Your objective — Transcribe all the records with complete accuracy.

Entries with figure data
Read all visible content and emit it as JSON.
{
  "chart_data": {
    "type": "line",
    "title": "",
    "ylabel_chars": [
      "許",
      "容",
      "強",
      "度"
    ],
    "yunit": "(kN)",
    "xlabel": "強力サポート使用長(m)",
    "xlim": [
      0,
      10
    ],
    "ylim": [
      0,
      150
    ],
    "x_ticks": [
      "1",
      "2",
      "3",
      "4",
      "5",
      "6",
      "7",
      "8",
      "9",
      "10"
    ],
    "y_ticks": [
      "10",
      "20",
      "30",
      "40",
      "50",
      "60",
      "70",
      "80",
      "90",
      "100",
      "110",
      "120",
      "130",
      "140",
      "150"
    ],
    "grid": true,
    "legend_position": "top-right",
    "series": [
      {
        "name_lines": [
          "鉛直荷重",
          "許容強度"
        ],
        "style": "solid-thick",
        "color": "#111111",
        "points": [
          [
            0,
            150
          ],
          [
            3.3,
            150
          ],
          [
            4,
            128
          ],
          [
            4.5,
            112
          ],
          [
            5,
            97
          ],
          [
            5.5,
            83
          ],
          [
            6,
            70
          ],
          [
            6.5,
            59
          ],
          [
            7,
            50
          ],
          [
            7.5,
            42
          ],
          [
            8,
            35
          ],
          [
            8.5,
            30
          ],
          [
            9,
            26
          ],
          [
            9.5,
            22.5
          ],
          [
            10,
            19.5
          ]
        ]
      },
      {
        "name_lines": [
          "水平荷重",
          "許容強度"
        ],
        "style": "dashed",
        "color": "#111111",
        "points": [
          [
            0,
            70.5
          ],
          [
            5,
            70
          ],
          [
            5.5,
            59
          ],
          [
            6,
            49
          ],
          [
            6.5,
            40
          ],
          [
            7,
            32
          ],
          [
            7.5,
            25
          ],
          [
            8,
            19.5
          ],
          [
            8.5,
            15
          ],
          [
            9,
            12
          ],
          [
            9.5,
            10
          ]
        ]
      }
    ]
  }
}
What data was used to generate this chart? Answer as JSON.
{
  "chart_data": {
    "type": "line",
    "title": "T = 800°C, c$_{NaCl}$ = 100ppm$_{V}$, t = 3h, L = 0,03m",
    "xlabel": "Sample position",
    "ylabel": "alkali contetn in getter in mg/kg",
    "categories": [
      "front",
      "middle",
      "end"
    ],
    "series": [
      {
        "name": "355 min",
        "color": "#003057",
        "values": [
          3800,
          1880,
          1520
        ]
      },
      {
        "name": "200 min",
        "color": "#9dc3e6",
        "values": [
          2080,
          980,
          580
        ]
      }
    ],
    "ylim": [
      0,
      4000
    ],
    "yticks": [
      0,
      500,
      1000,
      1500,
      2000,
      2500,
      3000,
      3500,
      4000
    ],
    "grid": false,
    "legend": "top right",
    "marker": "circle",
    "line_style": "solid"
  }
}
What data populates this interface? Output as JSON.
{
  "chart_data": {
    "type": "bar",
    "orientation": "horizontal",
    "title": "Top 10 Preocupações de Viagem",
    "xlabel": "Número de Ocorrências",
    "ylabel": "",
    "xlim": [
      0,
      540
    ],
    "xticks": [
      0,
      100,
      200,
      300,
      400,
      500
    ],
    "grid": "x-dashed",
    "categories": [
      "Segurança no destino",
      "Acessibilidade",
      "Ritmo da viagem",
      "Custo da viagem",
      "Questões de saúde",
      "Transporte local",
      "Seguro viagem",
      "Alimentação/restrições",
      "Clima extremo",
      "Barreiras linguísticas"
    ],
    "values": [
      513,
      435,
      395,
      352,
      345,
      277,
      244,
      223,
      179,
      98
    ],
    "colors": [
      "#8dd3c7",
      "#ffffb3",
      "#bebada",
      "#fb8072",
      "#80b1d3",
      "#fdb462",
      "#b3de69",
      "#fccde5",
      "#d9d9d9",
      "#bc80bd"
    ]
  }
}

Completed task —
Read all visible content and emit it as JSON.
{
  "chart_data": {
    "type": "line",
    "title": "",
    "ylabel_chars": [
      "許",
      "容",
      "強",
      "度"
    ],
    "yunit": "(kN)",
    "xlabel": "強力サポート使用長(m)",
    "xlim": [
      0,
      10
    ],
    "ylim": [
      0,
      150
    ],
    "x_ticks": [
      "1",
      "2",
      "3",
      "4",
      "5",
      "6",
      "7",
      "8",
      "9",
      "10"
    ],
    "y_ticks": [
      "10",
      "20",
      "30",
      "40",
      "50",
      "60",
      "70",
      "80",
      "90",
      "100",
      "110",
      "120",
      "130",
      "140",
      "150"
    ],
    "grid": true,
    "legend_position": "top-right",
    "series": [
      {
        "name_lines": [
          "鉛直荷重",
          "許容強度"
        ],
        "style": "solid-thick",
        "color": "#111111",
        "points": [
          [
            0,
            150
          ],
          [
            3.3,
            150
          ],
          [
            4,
            128
          ],
          [
            4.5,
            112
          ],
          [
            5,
            97
          ],
          [
            5.5,
            83
          ],
          [
            6,
            70
          ],
          [
            6.5,
            59
          ],
          [
            7,
            50
          ],
          [
            7.5,
            42
          ],
          [
            8,
            35
          ],
          [
            8.5,
            30
          ],
          [
            9,
            26
          ],
          [
            9.5,
            22.5
          ],
          [
            10,
            19.5
          ]
        ]
      },
      {
        "name_lines": [
          "水平荷重",
          "許容強度"
        ],
        "style": "dashed",
        "color": "#111111",
        "points": [
          [
            0,
            70.5
          ],
          [
            5,
            70
          ],
          [
            5.5,
            59
          ],
          [
            6,
            49
          ],
          [
            6.5,
            40
          ],
          [
            7,
            32
          ],
          [
            7.5,
            25
          ],
          [
            8,
            19.5
          ],
          [
            8.5,
            15
          ],
          [
            9,
            12
          ],
          [
            9.5,
            10
          ]
        ]
      }
    ]
  }
}
What data was used to generate this chart? Answer as JSON.
{
  "chart_data": {
    "type": "line",
    "title": "T = 800°C, c$_{NaCl}$ = 100ppm$_{V}$, t = 3h, L = 0,03m",
    "xlabel": "Sample position",
    "ylabel": "alkali contetn in getter in mg/kg",
    "categories": [
      "front",
      "middle",
      "end"
    ],
    "series": [
      {
        "name": "355 min",
        "color": "#003057",
        "values": [
          3800,
          1880,
          1520
        ]
      },
      {
        "name": "200 min",
        "color": "#9dc3e6",
        "values": [
          2080,
          980,
          580
        ]
      }
    ],
    "ylim": [
      0,
      4000
    ],
    "yticks": [
      0,
      500,
      1000,
      1500,
      2000,
      2500,
      3000,
      3500,
      4000
    ],
    "grid": false,
    "legend": "top right",
    "marker": "circle",
    "line_style": "solid"
  }
}
What data populates this interface? Output as JSON.
{
  "chart_data": {
    "type": "bar",
    "orientation": "horizontal",
    "title": "Top 10 Preocupações de Viagem",
    "xlabel": "Número de Ocorrências",
    "ylabel": "",
    "xlim": [
      0,
      540
    ],
    "xticks": [
      0,
      100,
      200,
      300,
      400,
      500
    ],
    "grid": "x-dashed",
    "categories": [
      "Segurança no destino",
      "Acessibilidade",
      "Ritmo da viagem",
      "Custo da viagem",
      "Questões de saúde",
      "Transporte local",
      "Seguro viagem",
      "Alimentação/restrições",
      "Clima extremo",
      "Barreiras linguísticas"
    ],
    "values": [
      513,
      435,
      395,
      352,
      345,
      277,
      244,
      223,
      179,
      98
    ],
    "colors": [
      "#8dd3c7",
      "#ffffb3",
      "#bebada",
      "#fb8072",
      "#80b1d3",
      "#fdb462",
      "#b3de69",
      "#fccde5",
      "#d9d9d9",
      "#bc80bd"
    ]
  }
}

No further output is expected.